### Short exercise
Pick out each line with the word "document" from the material that follows.

[Stored data]
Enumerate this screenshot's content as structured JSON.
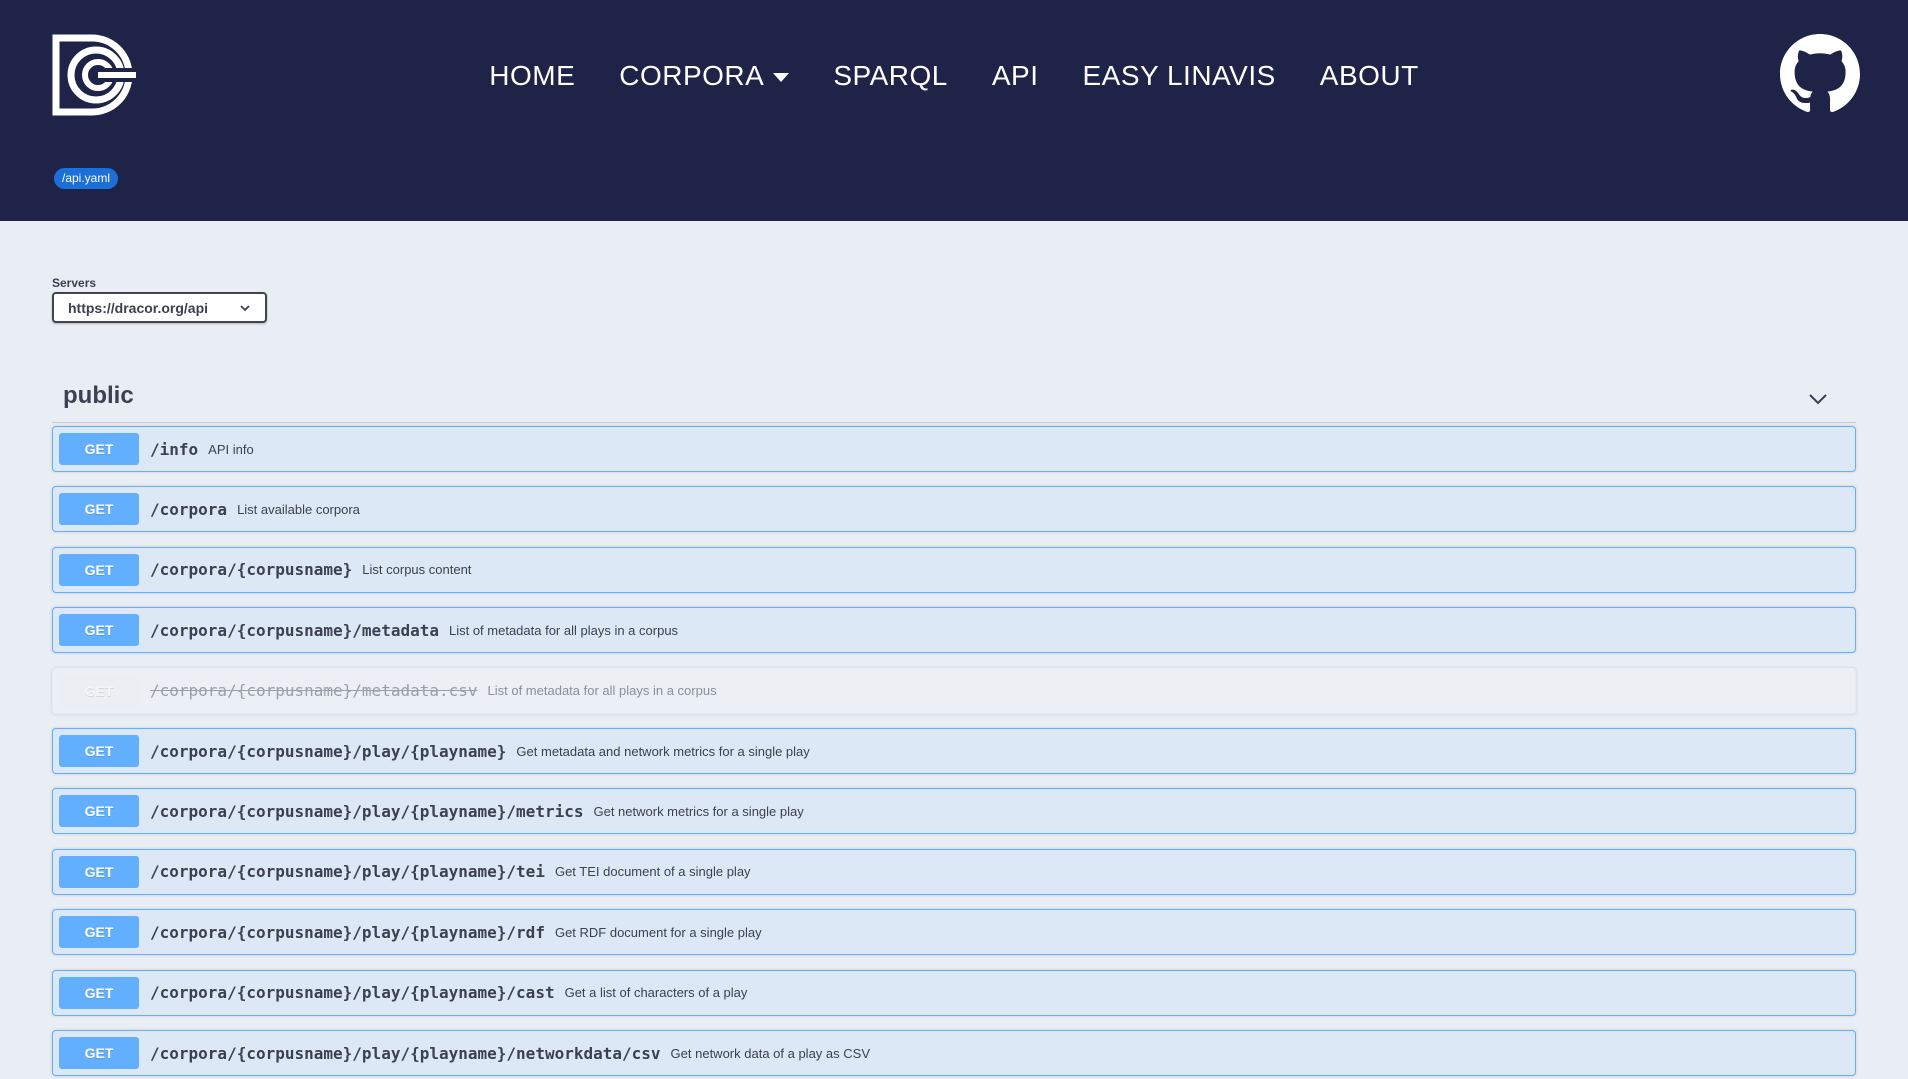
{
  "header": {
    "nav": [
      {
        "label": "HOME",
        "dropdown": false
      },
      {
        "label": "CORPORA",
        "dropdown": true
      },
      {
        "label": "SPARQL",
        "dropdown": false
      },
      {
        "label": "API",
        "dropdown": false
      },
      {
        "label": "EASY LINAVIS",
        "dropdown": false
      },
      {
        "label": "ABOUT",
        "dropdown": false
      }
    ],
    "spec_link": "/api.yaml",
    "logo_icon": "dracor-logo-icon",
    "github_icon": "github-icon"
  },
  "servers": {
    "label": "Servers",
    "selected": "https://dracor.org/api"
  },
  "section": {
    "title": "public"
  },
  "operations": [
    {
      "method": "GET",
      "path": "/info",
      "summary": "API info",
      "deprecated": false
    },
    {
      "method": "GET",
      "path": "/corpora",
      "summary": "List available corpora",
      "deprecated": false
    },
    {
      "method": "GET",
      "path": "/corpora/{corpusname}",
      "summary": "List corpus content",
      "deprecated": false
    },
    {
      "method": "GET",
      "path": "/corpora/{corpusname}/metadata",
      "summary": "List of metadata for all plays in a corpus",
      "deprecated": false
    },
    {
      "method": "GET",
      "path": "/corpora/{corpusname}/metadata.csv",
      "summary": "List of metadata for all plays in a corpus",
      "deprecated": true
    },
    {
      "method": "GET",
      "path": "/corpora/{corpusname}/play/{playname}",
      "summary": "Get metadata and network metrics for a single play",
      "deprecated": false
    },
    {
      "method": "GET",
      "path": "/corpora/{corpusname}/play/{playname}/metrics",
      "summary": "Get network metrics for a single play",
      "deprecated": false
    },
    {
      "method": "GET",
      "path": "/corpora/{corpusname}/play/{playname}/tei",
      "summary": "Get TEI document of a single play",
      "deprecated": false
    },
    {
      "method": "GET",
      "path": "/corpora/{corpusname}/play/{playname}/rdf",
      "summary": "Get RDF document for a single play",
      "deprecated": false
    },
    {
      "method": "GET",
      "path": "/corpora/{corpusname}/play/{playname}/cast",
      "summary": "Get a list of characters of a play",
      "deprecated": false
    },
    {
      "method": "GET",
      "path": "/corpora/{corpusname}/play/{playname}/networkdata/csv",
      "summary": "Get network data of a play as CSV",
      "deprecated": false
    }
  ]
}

### Response to this exercise
      "summary": "Get TEI document of a single play",
      "summary": "Get RDF document for a single play",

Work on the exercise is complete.